- [WHAT IS BEING ASKED] Turn every line of the records below into an item in a numbered list, omitting any blank lines.
***** RAW DATA *****
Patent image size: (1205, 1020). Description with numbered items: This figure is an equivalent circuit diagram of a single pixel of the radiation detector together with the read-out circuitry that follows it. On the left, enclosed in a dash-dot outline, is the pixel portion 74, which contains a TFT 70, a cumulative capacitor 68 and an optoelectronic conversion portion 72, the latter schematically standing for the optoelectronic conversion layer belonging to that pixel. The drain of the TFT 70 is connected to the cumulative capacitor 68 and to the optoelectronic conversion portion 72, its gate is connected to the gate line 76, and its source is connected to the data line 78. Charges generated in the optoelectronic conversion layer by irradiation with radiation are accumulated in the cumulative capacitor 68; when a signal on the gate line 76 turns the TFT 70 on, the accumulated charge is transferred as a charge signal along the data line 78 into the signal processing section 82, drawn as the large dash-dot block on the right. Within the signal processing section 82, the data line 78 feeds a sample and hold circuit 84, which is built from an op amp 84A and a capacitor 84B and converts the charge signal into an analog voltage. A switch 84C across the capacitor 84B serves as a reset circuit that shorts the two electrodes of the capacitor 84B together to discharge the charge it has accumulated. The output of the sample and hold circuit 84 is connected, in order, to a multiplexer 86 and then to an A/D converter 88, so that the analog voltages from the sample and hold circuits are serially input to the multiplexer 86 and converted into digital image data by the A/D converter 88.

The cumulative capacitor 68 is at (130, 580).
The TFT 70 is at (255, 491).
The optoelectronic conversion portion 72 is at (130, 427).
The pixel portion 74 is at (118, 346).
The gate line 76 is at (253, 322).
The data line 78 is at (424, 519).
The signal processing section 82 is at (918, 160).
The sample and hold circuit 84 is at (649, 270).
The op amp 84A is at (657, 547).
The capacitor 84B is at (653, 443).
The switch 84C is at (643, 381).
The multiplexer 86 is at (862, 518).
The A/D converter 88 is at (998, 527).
*****
- [THE SOLUTION]
1. Patent image size: (1205, 1020). Description with numbered items: This figure is an equivalent circuit diagram of a single pixel of the radiation detector together with the read-out circuitry that follows it. On the left, enclosed in a dash-dot outline, is the pixel portion 74, which contains a TFT 70, a cumulative capacitor 68 and an optoelectronic conversion portion 72, the latter schematically standing for the optoelectronic conversion layer belonging to that pixel. The drain of the TFT 70 is connected to the cumulative capacitor 68 and to the optoelectronic conversion portion 72, its gate is connected to the gate line 76, and its source is connected to the data line 78. Charges generated in the optoelectronic conversion layer by irradiation with radiation are accumulated in the cumulative capacitor 68; when a signal on the gate line 76 turns the TFT 70 on, the accumulated charge is transferred as a charge signal along the data line 78 into the signal processing section 82, drawn as the large dash-dot block on the right. Within the signal processing section 82, the data line 78 feeds a sample and hold circuit 84, which is built from an op amp 84A and a capacitor 84B and converts the charge signal into an analog voltage. A switch 84C across the capacitor 84B serves as a reset circuit that shorts the two electrodes of the capacitor 84B together to discharge the charge it has accumulated. The output of the sample and hold circuit 84 is connected, in order, to a multiplexer 86 and then to an A/D converter 88, so that the analog voltages from the sample and hold circuits are serially input to the multiplexer 86 and converted into digital image data by the A/D converter 88.
2. The cumulative capacitor 68 is at (130, 580).
3. The TFT 70 is at (255, 491).
4. The optoelectronic conversion portion 72 is at (130, 427).
5. The pixel portion 74 is at (118, 346).
6. The gate line 76 is at (253, 322).
7. The data line 78 is at (424, 519).
8. The signal processing section 82 is at (918, 160).
9. The sample and hold circuit 84 is at (649, 270).
10. The op amp 84A is at (657, 547).
11. The capacitor 84B is at (653, 443).
12. The switch 84C is at (643, 381).
13. The multiplexer 86 is at (862, 518).
14. The A/D converter 88 is at (998, 527).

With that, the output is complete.